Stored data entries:
**********

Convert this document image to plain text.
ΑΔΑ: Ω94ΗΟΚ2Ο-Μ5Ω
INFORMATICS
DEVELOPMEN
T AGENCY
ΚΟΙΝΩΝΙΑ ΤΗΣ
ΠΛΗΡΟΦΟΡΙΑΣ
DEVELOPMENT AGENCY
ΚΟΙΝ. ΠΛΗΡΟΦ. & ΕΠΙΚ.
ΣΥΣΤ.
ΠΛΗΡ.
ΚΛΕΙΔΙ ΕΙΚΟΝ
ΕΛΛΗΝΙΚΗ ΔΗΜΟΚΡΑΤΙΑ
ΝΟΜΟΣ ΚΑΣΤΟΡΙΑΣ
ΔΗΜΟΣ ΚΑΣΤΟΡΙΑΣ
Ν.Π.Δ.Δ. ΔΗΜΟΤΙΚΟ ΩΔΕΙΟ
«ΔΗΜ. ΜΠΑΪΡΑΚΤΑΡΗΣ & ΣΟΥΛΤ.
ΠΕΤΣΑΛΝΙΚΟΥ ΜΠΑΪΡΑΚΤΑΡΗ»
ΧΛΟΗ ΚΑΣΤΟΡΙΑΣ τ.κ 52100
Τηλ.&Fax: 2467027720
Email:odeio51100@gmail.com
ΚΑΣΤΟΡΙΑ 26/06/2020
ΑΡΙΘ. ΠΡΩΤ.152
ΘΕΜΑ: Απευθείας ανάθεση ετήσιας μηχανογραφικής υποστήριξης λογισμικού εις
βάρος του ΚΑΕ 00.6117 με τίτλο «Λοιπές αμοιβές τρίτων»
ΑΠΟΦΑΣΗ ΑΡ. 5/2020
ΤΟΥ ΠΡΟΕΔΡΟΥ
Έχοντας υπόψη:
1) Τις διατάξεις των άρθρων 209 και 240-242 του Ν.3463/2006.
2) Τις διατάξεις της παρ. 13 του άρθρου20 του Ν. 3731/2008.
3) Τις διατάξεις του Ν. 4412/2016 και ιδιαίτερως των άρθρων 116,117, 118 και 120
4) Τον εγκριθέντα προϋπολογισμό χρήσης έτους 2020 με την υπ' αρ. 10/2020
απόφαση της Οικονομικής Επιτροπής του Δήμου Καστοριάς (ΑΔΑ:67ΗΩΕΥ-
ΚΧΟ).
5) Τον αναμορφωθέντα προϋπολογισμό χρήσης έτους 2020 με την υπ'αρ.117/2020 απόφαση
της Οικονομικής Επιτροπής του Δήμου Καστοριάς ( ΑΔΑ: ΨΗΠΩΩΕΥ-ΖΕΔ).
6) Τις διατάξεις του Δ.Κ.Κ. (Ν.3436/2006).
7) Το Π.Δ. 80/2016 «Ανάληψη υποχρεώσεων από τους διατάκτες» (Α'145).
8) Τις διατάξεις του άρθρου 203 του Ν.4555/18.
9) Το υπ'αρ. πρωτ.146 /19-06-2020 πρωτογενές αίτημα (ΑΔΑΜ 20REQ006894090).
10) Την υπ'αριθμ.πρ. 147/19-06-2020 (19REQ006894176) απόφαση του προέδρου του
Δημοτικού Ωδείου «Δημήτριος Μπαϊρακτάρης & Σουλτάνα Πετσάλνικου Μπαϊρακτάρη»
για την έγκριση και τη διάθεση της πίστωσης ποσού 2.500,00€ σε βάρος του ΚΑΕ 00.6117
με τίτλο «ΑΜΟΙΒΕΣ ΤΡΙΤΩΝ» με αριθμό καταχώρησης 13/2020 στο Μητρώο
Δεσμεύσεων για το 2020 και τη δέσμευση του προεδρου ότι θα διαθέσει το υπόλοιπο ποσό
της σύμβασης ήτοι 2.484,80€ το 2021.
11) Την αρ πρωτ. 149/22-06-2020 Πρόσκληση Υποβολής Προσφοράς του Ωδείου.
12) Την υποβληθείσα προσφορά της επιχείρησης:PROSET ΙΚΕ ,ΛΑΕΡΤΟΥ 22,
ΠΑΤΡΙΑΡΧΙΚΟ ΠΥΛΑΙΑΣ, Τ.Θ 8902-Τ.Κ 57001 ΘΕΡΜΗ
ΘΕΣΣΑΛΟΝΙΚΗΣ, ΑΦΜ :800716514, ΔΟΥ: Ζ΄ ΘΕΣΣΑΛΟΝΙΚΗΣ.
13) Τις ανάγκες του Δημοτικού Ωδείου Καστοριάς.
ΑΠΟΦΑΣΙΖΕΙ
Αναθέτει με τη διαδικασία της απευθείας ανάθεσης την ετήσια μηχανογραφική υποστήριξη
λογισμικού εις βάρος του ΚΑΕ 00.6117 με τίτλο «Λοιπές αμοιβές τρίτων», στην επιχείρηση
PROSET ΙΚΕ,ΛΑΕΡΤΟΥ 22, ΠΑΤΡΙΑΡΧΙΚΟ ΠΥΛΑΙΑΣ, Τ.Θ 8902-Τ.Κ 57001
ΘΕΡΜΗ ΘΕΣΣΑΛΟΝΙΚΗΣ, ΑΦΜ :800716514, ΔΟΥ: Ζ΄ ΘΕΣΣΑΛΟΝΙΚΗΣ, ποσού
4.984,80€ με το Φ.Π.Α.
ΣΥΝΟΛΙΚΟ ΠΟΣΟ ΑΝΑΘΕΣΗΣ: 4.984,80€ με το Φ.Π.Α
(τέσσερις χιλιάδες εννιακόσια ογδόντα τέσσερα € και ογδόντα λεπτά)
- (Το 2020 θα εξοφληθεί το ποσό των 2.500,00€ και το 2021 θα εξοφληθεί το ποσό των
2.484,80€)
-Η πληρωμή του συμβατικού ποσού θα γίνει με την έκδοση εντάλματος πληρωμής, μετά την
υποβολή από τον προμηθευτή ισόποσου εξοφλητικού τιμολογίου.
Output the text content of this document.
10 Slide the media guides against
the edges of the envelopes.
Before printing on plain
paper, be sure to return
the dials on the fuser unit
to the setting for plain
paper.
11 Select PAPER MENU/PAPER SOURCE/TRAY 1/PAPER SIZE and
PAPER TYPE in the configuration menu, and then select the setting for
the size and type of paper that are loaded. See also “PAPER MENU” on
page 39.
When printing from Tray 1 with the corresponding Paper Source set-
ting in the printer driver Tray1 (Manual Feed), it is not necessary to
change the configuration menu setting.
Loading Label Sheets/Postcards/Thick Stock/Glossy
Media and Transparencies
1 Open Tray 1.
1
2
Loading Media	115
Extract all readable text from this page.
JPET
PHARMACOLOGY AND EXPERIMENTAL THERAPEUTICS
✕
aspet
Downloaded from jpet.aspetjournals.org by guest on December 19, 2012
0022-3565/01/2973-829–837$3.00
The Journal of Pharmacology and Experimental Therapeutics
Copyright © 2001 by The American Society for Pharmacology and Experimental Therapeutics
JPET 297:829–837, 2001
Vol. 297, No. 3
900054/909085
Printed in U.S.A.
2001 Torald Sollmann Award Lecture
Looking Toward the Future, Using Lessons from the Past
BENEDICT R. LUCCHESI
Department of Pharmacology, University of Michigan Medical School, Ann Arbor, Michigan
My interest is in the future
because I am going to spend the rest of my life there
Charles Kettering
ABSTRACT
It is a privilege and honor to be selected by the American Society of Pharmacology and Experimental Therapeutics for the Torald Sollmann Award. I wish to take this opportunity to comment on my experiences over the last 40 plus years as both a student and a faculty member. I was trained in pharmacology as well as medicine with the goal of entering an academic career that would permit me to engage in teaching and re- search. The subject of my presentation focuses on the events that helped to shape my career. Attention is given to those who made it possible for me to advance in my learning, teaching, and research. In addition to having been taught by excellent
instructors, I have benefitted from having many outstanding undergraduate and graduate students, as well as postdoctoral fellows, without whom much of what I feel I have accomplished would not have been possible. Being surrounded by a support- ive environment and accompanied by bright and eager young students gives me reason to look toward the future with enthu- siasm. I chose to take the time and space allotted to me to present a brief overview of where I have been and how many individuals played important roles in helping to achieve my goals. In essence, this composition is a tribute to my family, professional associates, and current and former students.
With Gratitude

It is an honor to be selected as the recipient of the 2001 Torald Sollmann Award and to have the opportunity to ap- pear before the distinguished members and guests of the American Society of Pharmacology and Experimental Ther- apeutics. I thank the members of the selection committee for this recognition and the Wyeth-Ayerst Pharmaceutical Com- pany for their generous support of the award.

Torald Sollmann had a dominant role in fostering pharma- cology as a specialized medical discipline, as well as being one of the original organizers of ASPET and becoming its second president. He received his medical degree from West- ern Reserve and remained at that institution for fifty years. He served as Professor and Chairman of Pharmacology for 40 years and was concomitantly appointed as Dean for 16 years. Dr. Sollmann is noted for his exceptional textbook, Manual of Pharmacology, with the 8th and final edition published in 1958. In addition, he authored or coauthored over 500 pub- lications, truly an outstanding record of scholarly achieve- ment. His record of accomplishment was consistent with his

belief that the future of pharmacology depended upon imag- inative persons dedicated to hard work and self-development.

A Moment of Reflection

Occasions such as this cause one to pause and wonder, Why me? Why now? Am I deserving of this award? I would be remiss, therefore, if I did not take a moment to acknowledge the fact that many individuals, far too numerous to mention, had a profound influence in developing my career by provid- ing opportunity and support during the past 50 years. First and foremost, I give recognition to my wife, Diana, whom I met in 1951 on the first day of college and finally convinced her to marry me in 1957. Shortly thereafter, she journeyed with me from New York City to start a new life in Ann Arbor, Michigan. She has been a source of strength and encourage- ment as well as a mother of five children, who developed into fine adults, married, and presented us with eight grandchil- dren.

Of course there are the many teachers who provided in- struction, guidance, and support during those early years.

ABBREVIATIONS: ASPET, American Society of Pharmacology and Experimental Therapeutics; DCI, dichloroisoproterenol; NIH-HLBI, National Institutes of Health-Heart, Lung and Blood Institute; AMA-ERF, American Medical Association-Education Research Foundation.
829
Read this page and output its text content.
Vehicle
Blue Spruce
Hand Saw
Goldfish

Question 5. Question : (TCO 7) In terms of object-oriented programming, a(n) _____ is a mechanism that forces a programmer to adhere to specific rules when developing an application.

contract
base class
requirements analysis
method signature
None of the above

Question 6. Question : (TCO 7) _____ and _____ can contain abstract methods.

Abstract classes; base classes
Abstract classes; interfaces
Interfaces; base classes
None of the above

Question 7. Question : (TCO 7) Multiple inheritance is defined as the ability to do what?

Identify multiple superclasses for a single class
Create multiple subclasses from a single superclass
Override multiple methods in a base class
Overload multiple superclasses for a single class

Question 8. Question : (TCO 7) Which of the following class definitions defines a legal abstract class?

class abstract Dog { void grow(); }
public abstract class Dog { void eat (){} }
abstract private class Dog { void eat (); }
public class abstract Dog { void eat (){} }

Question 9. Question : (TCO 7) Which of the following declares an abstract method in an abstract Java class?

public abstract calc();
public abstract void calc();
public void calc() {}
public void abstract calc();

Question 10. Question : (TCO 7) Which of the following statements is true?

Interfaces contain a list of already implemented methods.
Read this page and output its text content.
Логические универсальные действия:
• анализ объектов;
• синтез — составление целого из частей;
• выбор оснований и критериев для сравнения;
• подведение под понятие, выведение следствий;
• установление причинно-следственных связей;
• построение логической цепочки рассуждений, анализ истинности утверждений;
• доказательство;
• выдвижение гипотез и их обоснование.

**********

• _Exercise description_: Find all lines holding the string "public" and copy them.

• _Response below_:
public abstract class Dog { void eat (){} }
public class abstract Dog { void eat (){} }
public abstract calc();
public abstract void calc();
public void calc() {}
public void abstract calc();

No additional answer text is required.